WORK INSTRUCTIONS = Print all the data, keeping every line exactly as it is.

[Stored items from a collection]
=====

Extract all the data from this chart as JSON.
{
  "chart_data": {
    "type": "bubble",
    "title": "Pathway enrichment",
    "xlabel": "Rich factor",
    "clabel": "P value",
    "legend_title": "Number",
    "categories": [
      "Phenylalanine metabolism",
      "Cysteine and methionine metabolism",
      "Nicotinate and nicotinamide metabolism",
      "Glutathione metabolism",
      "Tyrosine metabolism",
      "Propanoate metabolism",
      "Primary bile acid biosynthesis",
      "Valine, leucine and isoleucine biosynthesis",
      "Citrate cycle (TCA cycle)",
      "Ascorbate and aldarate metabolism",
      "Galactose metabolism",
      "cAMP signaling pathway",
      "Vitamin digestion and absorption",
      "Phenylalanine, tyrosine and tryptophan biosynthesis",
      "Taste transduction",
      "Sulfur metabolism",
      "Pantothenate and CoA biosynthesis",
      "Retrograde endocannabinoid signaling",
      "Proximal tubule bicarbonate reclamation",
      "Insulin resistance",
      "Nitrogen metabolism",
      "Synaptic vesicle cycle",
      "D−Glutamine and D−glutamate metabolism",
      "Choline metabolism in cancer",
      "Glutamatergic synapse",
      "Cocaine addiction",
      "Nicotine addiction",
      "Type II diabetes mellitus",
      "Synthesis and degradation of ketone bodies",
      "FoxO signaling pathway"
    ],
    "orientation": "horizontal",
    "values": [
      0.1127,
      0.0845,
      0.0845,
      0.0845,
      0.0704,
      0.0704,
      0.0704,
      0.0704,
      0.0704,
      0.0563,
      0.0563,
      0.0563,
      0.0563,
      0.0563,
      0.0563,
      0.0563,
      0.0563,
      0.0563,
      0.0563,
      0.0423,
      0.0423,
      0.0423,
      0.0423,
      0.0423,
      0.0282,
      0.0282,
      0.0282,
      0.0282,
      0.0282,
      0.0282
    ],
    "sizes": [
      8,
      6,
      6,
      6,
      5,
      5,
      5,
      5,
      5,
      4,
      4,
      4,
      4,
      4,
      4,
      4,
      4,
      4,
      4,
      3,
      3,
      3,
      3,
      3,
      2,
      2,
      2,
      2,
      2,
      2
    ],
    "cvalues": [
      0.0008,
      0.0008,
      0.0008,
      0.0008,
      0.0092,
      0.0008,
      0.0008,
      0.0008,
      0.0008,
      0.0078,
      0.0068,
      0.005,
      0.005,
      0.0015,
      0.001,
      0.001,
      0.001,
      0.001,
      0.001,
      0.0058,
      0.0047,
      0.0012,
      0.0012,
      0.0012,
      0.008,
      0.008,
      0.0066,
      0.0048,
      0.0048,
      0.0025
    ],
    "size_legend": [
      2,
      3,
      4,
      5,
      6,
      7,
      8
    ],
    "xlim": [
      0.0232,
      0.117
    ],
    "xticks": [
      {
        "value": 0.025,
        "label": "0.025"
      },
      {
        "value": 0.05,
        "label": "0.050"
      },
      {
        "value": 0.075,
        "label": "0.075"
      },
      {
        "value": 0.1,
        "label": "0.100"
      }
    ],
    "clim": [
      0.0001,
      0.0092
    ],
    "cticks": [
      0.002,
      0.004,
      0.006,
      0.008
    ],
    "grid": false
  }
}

=====

THE OUTPUT =
Extract all the data from this chart as JSON.
{
  "chart_data": {
    "type": "bubble",
    "title": "Pathway enrichment",
    "xlabel": "Rich factor",
    "clabel": "P value",
    "legend_title": "Number",
    "categories": [
      "Phenylalanine metabolism",
      "Cysteine and methionine metabolism",
      "Nicotinate and nicotinamide metabolism",
      "Glutathione metabolism",
      "Tyrosine metabolism",
      "Propanoate metabolism",
      "Primary bile acid biosynthesis",
      "Valine, leucine and isoleucine biosynthesis",
      "Citrate cycle (TCA cycle)",
      "Ascorbate and aldarate metabolism",
      "Galactose metabolism",
      "cAMP signaling pathway",
      "Vitamin digestion and absorption",
      "Phenylalanine, tyrosine and tryptophan biosynthesis",
      "Taste transduction",
      "Sulfur metabolism",
      "Pantothenate and CoA biosynthesis",
      "Retrograde endocannabinoid signaling",
      "Proximal tubule bicarbonate reclamation",
      "Insulin resistance",
      "Nitrogen metabolism",
      "Synaptic vesicle cycle",
      "D−Glutamine and D−glutamate metabolism",
      "Choline metabolism in cancer",
      "Glutamatergic synapse",
      "Cocaine addiction",
      "Nicotine addiction",
      "Type II diabetes mellitus",
      "Synthesis and degradation of ketone bodies",
      "FoxO signaling pathway"
    ],
    "orientation": "horizontal",
    "values": [
      0.1127,
      0.0845,
      0.0845,
      0.0845,
      0.0704,
      0.0704,
      0.0704,
      0.0704,
      0.0704,
      0.0563,
      0.0563,
      0.0563,
      0.0563,
      0.0563,
      0.0563,
      0.0563,
      0.0563,
      0.0563,
      0.0563,
      0.0423,
      0.0423,
      0.0423,
      0.0423,
      0.0423,
      0.0282,
      0.0282,
      0.0282,
      0.0282,
      0.0282,
      0.0282
    ],
    "sizes": [
      8,
      6,
      6,
      6,
      5,
      5,
      5,
      5,
      5,
      4,
      4,
      4,
      4,
      4,
      4,
      4,
      4,
      4,
      4,
      3,
      3,
      3,
      3,
      3,
      2,
      2,
      2,
      2,
      2,
      2
    ],
    "cvalues": [
      0.0008,
      0.0008,
      0.0008,
      0.0008,
      0.0092,
      0.0008,
      0.0008,
      0.0008,
      0.0008,
      0.0078,
      0.0068,
      0.005,
      0.005,
      0.0015,
      0.001,
      0.001,
      0.001,
      0.001,
      0.001,
      0.0058,
      0.0047,
      0.0012,
      0.0012,
      0.0012,
      0.008,
      0.008,
      0.0066,
      0.0048,
      0.0048,
      0.0025
    ],
    "size_legend": [
      2,
      3,
      4,
      5,
      6,
      7,
      8
    ],
    "xlim": [
      0.0232,
      0.117
    ],
    "xticks": [
      {
        "value": 0.025,
        "label": "0.025"
      },
      {
        "value": 0.05,
        "label": "0.050"
      },
      {
        "value": 0.075,
        "label": "0.075"
      },
      {
        "value": 0.1,
        "label": "0.100"
      }
    ],
    "clim": [
      0.0001,
      0.0092
    ],
    "cticks": [
      0.002,
      0.004,
      0.006,
      0.008
    ],
    "grid": false
  }
}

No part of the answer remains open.